Can you edit the entries from the start of the records through the line containing "series-line-p-classical <box>1066 132" so that every "x-tick-label" reads "x-tick-text", with everything else left as is?
━━━━
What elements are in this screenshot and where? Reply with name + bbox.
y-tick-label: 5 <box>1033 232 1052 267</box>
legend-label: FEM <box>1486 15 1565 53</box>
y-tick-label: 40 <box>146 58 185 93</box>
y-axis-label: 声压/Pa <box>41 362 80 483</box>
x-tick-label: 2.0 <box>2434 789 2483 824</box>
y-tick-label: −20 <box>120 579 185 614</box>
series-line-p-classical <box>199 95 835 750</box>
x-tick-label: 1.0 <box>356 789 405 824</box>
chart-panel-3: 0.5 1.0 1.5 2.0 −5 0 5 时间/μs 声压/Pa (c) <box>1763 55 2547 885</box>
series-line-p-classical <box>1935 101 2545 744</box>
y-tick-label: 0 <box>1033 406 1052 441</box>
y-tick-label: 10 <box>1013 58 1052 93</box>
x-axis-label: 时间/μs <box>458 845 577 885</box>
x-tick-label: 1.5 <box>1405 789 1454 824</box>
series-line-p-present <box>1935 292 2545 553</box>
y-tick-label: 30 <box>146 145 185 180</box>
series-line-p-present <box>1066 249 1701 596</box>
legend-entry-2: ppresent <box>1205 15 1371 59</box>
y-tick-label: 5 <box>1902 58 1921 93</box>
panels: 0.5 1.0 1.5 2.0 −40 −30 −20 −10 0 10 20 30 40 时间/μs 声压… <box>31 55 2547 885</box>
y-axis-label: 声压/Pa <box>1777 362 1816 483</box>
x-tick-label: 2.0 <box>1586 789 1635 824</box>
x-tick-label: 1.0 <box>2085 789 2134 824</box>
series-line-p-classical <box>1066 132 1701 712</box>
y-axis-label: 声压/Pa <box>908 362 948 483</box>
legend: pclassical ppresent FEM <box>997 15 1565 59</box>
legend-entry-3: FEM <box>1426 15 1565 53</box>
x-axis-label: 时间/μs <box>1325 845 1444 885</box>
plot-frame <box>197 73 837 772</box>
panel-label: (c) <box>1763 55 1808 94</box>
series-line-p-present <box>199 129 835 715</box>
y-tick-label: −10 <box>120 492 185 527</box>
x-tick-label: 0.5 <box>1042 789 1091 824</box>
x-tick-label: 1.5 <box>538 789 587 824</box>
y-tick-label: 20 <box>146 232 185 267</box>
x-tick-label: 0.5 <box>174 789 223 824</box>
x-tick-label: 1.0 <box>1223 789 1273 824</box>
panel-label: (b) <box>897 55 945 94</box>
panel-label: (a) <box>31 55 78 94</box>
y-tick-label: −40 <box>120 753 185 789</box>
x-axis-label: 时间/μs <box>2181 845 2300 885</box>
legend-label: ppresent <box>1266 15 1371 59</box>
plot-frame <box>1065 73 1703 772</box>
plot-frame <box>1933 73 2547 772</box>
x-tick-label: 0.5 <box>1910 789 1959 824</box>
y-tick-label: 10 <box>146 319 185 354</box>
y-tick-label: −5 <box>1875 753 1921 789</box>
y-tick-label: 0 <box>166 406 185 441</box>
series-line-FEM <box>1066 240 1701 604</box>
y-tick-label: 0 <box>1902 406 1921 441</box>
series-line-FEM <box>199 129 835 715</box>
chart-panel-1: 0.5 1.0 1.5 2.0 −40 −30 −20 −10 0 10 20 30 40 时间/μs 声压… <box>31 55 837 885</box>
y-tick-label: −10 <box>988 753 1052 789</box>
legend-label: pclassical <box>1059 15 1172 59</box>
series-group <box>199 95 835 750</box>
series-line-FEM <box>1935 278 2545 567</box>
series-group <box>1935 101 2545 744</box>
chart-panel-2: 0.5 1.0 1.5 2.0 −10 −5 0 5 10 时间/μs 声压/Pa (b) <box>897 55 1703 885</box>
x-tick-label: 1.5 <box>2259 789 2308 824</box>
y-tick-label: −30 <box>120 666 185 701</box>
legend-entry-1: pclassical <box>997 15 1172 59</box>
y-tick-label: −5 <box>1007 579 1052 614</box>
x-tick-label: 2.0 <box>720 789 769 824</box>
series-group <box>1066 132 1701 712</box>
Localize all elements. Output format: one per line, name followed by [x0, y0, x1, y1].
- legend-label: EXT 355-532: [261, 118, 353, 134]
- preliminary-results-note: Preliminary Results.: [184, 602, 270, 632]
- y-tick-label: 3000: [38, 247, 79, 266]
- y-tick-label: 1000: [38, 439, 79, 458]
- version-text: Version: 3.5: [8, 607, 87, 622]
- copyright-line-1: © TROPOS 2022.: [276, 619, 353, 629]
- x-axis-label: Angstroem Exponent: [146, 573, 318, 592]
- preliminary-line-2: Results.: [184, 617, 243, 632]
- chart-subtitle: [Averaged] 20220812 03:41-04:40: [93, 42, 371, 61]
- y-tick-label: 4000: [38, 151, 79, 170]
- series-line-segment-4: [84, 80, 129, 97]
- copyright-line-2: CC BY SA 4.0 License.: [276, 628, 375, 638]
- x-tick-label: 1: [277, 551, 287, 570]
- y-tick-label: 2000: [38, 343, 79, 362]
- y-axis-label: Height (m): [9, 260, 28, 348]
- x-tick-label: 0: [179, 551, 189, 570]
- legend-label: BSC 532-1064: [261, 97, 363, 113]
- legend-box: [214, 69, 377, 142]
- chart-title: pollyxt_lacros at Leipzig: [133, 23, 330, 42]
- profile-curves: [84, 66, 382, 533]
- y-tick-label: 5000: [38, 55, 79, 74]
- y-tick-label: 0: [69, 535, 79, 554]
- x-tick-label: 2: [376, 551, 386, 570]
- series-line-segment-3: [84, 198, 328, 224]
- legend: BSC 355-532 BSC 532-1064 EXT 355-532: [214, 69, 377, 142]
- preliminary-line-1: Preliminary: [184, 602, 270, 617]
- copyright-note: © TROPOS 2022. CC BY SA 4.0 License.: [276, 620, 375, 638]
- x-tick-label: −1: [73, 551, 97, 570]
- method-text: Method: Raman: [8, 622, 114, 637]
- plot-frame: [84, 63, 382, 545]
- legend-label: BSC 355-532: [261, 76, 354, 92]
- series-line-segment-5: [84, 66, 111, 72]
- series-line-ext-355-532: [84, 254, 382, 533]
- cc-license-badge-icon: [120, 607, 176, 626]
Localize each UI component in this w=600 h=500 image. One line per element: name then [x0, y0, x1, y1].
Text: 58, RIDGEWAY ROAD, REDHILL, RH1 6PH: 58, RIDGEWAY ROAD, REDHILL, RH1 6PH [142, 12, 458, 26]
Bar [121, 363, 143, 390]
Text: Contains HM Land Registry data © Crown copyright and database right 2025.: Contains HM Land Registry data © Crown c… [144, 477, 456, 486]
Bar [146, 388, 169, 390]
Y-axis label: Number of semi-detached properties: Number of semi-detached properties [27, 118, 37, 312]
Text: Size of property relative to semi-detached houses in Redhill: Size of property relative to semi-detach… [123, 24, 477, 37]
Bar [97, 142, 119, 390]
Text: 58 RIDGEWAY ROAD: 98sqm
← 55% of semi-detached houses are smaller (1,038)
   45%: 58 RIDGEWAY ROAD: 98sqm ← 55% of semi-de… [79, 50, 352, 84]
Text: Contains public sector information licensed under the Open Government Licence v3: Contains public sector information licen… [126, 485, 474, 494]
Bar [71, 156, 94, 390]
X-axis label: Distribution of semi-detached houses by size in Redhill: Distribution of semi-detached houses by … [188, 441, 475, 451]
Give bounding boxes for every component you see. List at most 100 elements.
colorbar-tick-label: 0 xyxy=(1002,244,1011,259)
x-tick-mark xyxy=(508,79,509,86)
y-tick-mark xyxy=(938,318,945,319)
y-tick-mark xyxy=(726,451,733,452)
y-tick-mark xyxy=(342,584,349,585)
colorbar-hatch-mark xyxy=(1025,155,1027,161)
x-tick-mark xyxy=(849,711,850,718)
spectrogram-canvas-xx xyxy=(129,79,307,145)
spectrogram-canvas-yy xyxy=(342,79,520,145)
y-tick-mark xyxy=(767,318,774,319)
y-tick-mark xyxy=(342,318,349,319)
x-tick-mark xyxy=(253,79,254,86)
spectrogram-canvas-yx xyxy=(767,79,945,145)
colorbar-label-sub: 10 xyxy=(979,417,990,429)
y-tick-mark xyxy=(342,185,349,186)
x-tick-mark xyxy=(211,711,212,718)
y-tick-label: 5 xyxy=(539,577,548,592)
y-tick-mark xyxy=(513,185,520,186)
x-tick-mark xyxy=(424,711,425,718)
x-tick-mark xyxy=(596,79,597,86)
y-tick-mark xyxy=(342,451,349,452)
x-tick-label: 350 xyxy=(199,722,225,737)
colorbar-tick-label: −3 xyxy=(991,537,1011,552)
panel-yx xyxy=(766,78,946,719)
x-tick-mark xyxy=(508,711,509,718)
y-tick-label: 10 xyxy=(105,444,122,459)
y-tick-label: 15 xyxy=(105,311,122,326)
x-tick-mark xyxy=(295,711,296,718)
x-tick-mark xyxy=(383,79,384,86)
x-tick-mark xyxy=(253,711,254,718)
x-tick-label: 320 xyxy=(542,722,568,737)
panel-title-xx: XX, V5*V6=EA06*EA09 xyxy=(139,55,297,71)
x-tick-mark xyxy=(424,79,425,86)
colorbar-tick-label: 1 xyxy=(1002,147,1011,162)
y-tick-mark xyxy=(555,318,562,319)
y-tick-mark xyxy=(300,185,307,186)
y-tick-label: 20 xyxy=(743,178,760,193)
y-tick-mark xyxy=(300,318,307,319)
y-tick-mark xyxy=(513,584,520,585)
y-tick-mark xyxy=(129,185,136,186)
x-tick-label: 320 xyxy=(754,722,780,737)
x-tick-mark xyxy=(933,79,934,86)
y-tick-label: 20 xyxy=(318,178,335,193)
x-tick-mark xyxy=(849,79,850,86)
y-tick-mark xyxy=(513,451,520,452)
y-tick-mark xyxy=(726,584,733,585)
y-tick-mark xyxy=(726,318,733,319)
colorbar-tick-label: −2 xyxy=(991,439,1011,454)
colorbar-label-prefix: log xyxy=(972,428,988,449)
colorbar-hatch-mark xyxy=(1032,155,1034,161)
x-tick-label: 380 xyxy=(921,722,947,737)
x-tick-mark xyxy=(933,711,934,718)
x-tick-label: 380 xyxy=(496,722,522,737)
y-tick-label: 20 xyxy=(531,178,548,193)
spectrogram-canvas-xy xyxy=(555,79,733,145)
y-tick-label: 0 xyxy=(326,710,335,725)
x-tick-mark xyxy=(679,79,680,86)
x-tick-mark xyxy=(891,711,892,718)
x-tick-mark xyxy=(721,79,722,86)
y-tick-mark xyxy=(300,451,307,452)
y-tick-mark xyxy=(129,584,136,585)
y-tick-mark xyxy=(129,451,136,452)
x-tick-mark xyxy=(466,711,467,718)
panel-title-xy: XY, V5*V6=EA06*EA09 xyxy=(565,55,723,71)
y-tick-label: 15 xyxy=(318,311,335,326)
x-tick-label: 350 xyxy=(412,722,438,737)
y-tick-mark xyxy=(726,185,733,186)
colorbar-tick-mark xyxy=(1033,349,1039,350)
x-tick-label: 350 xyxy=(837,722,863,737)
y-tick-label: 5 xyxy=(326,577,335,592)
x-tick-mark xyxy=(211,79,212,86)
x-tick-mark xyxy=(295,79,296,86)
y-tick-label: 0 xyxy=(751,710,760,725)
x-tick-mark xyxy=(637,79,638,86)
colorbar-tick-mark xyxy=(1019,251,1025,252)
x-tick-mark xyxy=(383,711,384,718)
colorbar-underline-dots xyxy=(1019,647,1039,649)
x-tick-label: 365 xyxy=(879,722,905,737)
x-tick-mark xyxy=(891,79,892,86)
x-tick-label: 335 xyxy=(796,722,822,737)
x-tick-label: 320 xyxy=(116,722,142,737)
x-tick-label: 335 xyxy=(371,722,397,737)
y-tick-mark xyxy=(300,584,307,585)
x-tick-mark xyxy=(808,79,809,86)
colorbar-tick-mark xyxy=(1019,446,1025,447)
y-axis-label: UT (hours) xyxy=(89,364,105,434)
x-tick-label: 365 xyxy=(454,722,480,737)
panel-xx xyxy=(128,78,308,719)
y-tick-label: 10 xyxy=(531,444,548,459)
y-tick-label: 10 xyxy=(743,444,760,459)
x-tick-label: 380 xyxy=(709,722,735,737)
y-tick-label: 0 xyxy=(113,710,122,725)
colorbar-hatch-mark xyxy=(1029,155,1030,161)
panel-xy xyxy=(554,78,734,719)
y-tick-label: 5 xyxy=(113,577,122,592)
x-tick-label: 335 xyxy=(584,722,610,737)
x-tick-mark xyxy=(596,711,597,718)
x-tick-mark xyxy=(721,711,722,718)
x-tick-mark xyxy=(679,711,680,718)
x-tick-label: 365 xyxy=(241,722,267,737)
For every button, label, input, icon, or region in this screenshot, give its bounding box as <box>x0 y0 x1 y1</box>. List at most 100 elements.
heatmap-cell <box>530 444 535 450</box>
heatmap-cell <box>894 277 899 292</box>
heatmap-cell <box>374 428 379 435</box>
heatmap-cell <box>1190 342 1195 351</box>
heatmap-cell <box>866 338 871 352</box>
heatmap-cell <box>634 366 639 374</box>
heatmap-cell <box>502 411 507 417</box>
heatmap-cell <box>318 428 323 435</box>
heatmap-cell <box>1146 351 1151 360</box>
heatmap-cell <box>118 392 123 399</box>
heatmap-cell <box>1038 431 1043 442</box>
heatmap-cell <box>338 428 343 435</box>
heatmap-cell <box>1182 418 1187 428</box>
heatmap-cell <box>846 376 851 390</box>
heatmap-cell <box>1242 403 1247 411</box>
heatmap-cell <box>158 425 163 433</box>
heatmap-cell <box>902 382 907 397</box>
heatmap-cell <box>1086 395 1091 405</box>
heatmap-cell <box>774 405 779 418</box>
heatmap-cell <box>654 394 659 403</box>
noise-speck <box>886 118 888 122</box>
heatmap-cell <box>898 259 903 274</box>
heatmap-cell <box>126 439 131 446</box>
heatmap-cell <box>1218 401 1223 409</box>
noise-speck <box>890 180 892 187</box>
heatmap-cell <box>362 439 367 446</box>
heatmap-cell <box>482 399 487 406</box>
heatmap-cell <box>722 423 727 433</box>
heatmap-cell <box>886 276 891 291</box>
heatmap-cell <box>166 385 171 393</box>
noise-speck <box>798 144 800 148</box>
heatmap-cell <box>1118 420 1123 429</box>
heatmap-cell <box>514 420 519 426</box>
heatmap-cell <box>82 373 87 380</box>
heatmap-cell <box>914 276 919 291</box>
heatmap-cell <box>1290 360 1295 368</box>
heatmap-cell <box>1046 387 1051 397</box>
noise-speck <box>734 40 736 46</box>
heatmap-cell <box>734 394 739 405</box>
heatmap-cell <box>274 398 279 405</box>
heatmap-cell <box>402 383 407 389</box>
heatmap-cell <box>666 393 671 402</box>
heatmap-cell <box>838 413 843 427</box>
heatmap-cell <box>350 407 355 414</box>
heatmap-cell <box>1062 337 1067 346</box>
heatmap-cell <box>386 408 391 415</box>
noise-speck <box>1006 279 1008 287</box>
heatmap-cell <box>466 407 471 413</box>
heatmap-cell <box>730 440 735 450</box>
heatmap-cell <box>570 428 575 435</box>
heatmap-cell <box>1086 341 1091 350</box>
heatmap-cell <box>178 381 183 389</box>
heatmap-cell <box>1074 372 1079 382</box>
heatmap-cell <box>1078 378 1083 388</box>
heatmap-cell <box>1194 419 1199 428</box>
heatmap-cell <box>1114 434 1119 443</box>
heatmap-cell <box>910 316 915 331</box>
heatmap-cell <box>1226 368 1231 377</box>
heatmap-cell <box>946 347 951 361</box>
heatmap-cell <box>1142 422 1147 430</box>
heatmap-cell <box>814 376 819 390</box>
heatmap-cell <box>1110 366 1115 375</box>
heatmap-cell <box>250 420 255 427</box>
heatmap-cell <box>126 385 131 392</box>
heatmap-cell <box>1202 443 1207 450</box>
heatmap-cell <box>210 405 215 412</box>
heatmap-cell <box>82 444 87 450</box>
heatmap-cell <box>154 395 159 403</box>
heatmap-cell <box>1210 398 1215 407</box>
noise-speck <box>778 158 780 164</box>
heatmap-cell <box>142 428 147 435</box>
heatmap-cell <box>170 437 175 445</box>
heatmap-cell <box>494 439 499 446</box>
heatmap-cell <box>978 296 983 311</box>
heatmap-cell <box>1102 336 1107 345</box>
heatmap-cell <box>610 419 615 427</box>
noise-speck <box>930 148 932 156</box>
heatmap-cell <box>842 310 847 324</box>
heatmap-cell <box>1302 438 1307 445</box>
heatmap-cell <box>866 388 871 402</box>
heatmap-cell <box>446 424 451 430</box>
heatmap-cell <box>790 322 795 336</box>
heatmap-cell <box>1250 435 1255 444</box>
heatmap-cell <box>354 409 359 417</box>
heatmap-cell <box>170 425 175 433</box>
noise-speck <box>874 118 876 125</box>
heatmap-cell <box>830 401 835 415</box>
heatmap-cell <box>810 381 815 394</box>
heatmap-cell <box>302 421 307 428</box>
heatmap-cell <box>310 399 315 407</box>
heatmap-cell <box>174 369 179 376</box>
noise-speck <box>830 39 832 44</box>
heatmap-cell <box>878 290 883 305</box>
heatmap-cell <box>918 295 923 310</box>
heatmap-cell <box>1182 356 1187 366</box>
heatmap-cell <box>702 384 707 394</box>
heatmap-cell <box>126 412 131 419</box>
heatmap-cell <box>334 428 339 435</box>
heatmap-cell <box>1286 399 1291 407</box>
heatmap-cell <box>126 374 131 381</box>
━━━━
## Finished exercise
What elements are in this screenshot and where? Reply with name + bbox.
y-tick-label: 5 <box>1033 232 1052 267</box>
legend-label: FEM <box>1486 15 1565 53</box>
y-tick-label: 40 <box>146 58 185 93</box>
y-axis-label: 声压/Pa <box>41 362 80 483</box>
x-tick-text: 2.0 <box>2434 789 2483 824</box>
y-tick-label: −20 <box>120 579 185 614</box>
series-line-p-classical <box>199 95 835 750</box>
x-tick-text: 1.0 <box>356 789 405 824</box>
chart-panel-3: 0.5 1.0 1.5 2.0 −5 0 5 时间/μs 声压/Pa (c) <box>1763 55 2547 885</box>
series-line-p-classical <box>1935 101 2545 744</box>
y-tick-label: 0 <box>1033 406 1052 441</box>
y-tick-label: 10 <box>1013 58 1052 93</box>
x-axis-label: 时间/μs <box>458 845 577 885</box>
x-tick-text: 1.5 <box>1405 789 1454 824</box>
series-line-p-present <box>1935 292 2545 553</box>
y-tick-label: 30 <box>146 145 185 180</box>
series-line-p-present <box>1066 249 1701 596</box>
legend-entry-2: ppresent <box>1205 15 1371 59</box>
y-tick-label: 5 <box>1902 58 1921 93</box>
panels: 0.5 1.0 1.5 2.0 −40 −30 −20 −10 0 10 20 30 40 时间/μs 声压… <box>31 55 2547 885</box>
y-axis-label: 声压/Pa <box>1777 362 1816 483</box>
x-tick-text: 2.0 <box>1586 789 1635 824</box>
x-tick-text: 1.0 <box>2085 789 2134 824</box>
series-line-p-classical <box>1066 132 1701 712</box>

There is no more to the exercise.